>>>>

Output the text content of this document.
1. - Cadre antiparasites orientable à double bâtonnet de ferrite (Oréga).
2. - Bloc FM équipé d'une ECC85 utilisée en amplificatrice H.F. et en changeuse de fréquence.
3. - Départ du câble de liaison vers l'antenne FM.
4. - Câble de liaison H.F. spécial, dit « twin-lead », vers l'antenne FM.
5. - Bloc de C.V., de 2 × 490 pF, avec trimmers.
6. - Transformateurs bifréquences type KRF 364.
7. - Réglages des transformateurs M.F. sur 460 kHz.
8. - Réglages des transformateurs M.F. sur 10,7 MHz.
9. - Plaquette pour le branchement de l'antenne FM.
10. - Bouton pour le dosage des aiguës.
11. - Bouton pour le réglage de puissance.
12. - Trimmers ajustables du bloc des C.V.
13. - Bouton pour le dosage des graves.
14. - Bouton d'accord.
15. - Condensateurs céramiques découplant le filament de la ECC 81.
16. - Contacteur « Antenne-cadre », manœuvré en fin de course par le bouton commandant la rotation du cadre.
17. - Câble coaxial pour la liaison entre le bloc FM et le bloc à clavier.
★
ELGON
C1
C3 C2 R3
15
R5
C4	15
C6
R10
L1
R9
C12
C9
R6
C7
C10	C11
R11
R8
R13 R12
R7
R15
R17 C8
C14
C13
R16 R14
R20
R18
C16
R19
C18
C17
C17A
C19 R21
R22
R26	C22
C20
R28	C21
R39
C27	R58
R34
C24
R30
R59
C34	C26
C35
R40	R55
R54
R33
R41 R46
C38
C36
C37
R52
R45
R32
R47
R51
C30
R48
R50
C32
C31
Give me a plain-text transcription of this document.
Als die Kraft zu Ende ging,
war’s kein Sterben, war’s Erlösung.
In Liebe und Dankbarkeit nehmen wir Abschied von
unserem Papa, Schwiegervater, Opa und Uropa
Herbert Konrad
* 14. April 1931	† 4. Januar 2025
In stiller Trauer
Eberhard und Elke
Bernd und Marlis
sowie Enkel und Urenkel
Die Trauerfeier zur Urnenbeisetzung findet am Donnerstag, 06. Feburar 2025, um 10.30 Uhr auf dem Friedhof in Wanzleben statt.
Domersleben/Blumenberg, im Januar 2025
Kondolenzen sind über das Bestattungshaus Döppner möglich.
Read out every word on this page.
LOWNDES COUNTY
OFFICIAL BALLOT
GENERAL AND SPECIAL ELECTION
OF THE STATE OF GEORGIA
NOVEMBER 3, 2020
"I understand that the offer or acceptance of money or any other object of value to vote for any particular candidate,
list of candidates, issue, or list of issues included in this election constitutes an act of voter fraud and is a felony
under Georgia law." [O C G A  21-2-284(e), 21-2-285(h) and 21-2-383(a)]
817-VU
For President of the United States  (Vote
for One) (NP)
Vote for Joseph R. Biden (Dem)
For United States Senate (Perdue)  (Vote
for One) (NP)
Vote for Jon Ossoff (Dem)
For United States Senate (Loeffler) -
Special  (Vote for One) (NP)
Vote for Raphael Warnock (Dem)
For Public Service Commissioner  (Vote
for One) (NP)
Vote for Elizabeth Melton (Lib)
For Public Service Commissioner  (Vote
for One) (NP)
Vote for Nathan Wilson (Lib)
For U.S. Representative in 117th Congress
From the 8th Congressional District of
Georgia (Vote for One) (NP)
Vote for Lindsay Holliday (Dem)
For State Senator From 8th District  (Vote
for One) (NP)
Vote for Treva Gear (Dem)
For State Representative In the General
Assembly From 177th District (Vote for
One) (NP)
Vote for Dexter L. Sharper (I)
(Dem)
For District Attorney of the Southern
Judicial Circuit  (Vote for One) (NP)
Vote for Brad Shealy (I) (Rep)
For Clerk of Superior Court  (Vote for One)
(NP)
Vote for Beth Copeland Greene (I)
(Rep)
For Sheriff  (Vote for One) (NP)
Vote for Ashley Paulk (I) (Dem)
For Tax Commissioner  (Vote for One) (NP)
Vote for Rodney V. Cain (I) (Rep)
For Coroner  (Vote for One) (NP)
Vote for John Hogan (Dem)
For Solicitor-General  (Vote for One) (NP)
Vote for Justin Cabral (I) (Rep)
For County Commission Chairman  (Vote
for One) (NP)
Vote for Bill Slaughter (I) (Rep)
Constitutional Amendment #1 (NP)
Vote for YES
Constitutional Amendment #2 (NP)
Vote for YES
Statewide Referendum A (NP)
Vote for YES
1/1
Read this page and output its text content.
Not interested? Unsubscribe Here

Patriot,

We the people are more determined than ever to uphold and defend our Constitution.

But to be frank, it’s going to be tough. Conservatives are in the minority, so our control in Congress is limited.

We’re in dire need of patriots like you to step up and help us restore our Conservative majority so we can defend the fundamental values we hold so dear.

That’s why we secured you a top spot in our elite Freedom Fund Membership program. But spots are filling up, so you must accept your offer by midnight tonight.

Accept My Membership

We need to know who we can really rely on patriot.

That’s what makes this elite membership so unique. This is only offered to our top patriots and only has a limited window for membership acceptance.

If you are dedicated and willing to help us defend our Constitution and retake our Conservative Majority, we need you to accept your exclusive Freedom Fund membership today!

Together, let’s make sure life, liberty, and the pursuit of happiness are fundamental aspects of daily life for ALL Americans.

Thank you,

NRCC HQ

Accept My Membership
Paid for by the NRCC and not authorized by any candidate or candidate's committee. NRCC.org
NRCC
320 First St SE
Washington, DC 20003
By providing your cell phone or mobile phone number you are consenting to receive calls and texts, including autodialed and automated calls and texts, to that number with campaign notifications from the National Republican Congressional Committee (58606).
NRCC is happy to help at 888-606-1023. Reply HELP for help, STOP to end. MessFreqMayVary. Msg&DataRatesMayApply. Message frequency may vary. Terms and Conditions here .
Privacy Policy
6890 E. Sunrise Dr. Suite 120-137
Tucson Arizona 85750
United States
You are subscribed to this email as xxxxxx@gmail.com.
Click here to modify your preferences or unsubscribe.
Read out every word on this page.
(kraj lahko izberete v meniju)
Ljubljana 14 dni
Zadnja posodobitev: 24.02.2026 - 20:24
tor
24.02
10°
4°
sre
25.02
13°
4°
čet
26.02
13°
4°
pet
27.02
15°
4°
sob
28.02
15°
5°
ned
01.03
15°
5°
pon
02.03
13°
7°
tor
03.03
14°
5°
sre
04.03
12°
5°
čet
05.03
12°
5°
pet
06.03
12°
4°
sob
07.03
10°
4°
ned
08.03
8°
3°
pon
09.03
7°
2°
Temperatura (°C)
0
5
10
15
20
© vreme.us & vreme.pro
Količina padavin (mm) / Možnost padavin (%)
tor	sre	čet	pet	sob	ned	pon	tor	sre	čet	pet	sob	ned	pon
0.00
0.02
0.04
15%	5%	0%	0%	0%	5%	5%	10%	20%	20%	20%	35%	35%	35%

<<<<

What you have to do: In the listing above, find the lines holding the word "elite" and copy them.

The answer:
That’s why we secured you a top spot in our elite Freedom Fund Membership program. But spots are filling up, so you must accept your offer by midnight tonight.
That’s what makes this elite membership so unique. This is only offered to our top patriots and only has a limited window for membership acceptance.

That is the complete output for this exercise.